-- Start Information given --

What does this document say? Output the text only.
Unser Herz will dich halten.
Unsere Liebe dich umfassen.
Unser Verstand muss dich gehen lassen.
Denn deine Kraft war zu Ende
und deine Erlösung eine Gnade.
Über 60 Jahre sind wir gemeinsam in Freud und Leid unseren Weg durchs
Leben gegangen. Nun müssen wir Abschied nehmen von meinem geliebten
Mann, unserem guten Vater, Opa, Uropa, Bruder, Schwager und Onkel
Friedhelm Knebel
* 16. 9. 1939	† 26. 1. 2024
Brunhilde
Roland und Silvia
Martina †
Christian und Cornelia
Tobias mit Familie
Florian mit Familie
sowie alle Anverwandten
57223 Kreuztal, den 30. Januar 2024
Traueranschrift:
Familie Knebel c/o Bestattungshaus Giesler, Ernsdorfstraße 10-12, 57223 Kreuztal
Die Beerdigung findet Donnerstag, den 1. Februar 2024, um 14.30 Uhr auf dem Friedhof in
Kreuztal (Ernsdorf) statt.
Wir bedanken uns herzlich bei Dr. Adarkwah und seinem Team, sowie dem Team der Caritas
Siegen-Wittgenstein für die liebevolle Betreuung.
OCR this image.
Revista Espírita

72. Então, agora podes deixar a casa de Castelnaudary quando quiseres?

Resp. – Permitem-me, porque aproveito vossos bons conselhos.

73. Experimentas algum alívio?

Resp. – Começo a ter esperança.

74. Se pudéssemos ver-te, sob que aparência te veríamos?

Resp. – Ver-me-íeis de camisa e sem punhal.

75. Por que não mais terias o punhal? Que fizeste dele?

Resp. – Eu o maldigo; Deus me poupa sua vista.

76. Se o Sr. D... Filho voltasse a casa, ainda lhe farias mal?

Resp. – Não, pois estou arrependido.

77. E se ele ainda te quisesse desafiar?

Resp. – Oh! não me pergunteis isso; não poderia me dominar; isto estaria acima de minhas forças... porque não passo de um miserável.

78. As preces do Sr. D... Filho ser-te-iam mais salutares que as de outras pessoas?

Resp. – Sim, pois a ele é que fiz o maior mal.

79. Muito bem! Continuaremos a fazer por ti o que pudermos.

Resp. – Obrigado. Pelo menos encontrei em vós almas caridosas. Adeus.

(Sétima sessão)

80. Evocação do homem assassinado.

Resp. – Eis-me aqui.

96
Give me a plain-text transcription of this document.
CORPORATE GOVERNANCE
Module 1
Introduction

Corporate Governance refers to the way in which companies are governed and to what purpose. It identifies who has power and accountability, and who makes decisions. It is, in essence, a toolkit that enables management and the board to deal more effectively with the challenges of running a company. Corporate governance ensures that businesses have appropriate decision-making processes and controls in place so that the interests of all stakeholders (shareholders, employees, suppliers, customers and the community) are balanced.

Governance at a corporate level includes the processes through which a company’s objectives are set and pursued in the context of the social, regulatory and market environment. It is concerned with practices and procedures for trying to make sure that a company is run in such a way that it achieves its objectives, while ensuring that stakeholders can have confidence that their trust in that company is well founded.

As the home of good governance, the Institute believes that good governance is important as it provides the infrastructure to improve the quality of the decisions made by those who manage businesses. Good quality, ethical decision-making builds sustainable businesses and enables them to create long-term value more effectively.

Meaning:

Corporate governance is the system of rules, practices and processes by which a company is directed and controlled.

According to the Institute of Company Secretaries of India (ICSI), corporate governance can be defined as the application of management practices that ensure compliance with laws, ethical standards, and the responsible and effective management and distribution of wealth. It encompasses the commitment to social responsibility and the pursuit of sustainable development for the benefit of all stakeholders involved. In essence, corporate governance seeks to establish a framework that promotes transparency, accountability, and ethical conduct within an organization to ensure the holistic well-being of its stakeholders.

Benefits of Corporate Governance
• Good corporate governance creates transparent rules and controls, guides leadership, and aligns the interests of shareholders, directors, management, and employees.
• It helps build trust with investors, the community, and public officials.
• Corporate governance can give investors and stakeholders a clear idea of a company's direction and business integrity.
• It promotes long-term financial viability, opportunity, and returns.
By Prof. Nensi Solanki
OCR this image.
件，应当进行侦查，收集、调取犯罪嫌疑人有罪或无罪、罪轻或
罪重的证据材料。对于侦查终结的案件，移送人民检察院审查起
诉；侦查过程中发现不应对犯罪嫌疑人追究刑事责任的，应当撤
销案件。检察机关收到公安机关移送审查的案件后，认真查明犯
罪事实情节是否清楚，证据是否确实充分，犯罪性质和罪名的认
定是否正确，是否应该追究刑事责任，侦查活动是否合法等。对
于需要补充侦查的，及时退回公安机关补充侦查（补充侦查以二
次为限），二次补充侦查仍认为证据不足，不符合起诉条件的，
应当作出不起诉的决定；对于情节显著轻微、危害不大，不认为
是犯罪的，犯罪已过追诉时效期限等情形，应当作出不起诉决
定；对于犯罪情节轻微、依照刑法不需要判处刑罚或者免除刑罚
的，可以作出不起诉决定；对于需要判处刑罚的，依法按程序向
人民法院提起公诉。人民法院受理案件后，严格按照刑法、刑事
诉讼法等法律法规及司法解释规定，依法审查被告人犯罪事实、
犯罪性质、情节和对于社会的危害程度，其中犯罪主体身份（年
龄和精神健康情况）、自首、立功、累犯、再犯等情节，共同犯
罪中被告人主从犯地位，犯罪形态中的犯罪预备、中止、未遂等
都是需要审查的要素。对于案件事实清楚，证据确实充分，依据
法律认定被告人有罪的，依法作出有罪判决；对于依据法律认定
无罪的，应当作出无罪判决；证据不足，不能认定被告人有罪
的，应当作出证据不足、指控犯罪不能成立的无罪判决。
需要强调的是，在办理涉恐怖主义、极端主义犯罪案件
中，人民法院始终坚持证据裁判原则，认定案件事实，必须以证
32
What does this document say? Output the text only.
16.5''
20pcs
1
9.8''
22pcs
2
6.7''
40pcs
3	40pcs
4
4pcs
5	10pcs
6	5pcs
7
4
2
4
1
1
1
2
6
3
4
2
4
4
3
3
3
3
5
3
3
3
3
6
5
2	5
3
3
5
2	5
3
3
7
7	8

-- End Information given --

■ Work instructions ■
Quote each line of the data above exactly as written.

■ Complete response ■
What does this document say? Output the text only.
Unser Herz will dich halten.
Unsere Liebe dich umfassen.
Unser Verstand muss dich gehen lassen.
Denn deine Kraft war zu Ende
und deine Erlösung eine Gnade.
Über 60 Jahre sind wir gemeinsam in Freud und Leid unseren Weg durchs
Leben gegangen. Nun müssen wir Abschied nehmen von meinem geliebten
Mann, unserem guten Vater, Opa, Uropa, Bruder, Schwager und Onkel
Friedhelm Knebel
* 16. 9. 1939	† 26. 1. 2024
Brunhilde
Roland und Silvia
Martina †
Christian und Cornelia
Tobias mit Familie
Florian mit Familie
sowie alle Anverwandten
57223 Kreuztal, den 30. Januar 2024
Traueranschrift:
Familie Knebel c/o Bestattungshaus Giesler, Ernsdorfstraße 10-12, 57223 Kreuztal
Die Beerdigung findet Donnerstag, den 1. Februar 2024, um 14.30 Uhr auf dem Friedhof in
Kreuztal (Ernsdorf) statt.
Wir bedanken uns herzlich bei Dr. Adarkwah und seinem Team, sowie dem Team der Caritas
Siegen-Wittgenstein für die liebevolle Betreuung.
OCR this image.
Revista Espírita

72. Então, agora podes deixar a casa de Castelnaudary quando quiseres?

Resp. – Permitem-me, porque aproveito vossos bons conselhos.

73. Experimentas algum alívio?

Resp. – Começo a ter esperança.

74. Se pudéssemos ver-te, sob que aparência te veríamos?

Resp. – Ver-me-íeis de camisa e sem punhal.

75. Por que não mais terias o punhal? Que fizeste dele?

Resp. – Eu o maldigo; Deus me poupa sua vista.

76. Se o Sr. D... Filho voltasse a casa, ainda lhe farias mal?

Resp. – Não, pois estou arrependido.

77. E se ele ainda te quisesse desafiar?

Resp. – Oh! não me pergunteis isso; não poderia me dominar; isto estaria acima de minhas forças... porque não passo de um miserável.

78. As preces do Sr. D... Filho ser-te-iam mais salutares que as de outras pessoas?

Resp. – Sim, pois a ele é que fiz o maior mal.

79. Muito bem! Continuaremos a fazer por ti o que pudermos.

Resp. – Obrigado. Pelo menos encontrei em vós almas caridosas. Adeus.

(Sétima sessão)

80. Evocação do homem assassinado.

Resp. – Eis-me aqui.

96
Give me a plain-text transcription of this document.
CORPORATE GOVERNANCE
Module 1
Introduction

Corporate Governance refers to the way in which companies are governed and to what purpose. It identifies who has power and accountability, and who makes decisions. It is, in essence, a toolkit that enables management and the board to deal more effectively with the challenges of running a company. Corporate governance ensures that businesses have appropriate decision-making processes and controls in place so that the interests of all stakeholders (shareholders, employees, suppliers, customers and the community) are balanced.

Governance at a corporate level includes the processes through which a company’s objectives are set and pursued in the context of the social, regulatory and market environment. It is concerned with practices and procedures for trying to make sure that a company is run in such a way that it achieves its objectives, while ensuring that stakeholders can have confidence that their trust in that company is well founded.

As the home of good governance, the Institute believes that good governance is important as it provides the infrastructure to improve the quality of the decisions made by those who manage businesses. Good quality, ethical decision-making builds sustainable businesses and enables them to create long-term value more effectively.

Meaning:

Corporate governance is the system of rules, practices and processes by which a company is directed and controlled.

According to the Institute of Company Secretaries of India (ICSI), corporate governance can be defined as the application of management practices that ensure compliance with laws, ethical standards, and the responsible and effective management and distribution of wealth. It encompasses the commitment to social responsibility and the pursuit of sustainable development for the benefit of all stakeholders involved. In essence, corporate governance seeks to establish a framework that promotes transparency, accountability, and ethical conduct within an organization to ensure the holistic well-being of its stakeholders.

Benefits of Corporate Governance
• Good corporate governance creates transparent rules and controls, guides leadership, and aligns the interests of shareholders, directors, management, and employees.
• It helps build trust with investors, the community, and public officials.
• Corporate governance can give investors and stakeholders a clear idea of a company's direction and business integrity.
• It promotes long-term financial viability, opportunity, and returns.
By Prof. Nensi Solanki
OCR this image.
件，应当进行侦查，收集、调取犯罪嫌疑人有罪或无罪、罪轻或
罪重的证据材料。对于侦查终结的案件，移送人民检察院审查起
诉；侦查过程中发现不应对犯罪嫌疑人追究刑事责任的，应当撤
销案件。检察机关收到公安机关移送审查的案件后，认真查明犯
罪事实情节是否清楚，证据是否确实充分，犯罪性质和罪名的认
定是否正确，是否应该追究刑事责任，侦查活动是否合法等。对
于需要补充侦查的，及时退回公安机关补充侦查（补充侦查以二
次为限），二次补充侦查仍认为证据不足，不符合起诉条件的，
应当作出不起诉的决定；对于情节显著轻微、危害不大，不认为
是犯罪的，犯罪已过追诉时效期限等情形，应当作出不起诉决
定；对于犯罪情节轻微、依照刑法不需要判处刑罚或者免除刑罚
的，可以作出不起诉决定；对于需要判处刑罚的，依法按程序向
人民法院提起公诉。人民法院受理案件后，严格按照刑法、刑事
诉讼法等法律法规及司法解释规定，依法审查被告人犯罪事实、
犯罪性质、情节和对于社会的危害程度，其中犯罪主体身份（年
龄和精神健康情况）、自首、立功、累犯、再犯等情节，共同犯
罪中被告人主从犯地位，犯罪形态中的犯罪预备、中止、未遂等
都是需要审查的要素。对于案件事实清楚，证据确实充分，依据
法律认定被告人有罪的，依法作出有罪判决；对于依据法律认定
无罪的，应当作出无罪判决；证据不足，不能认定被告人有罪
的，应当作出证据不足、指控犯罪不能成立的无罪判决。
需要强调的是，在办理涉恐怖主义、极端主义犯罪案件
中，人民法院始终坚持证据裁判原则，认定案件事实，必须以证
32
What does this document say? Output the text only.
16.5''
20pcs
1
9.8''
22pcs
2
6.7''
40pcs
3	40pcs
4
4pcs
5	10pcs
6	5pcs
7
4
2
4
1
1
1
2
6
3
4
2
4
4
3
3
3
3
5
3
3
3
3
6
5
2	5
3
3
5
2	5
3
3
7
7	8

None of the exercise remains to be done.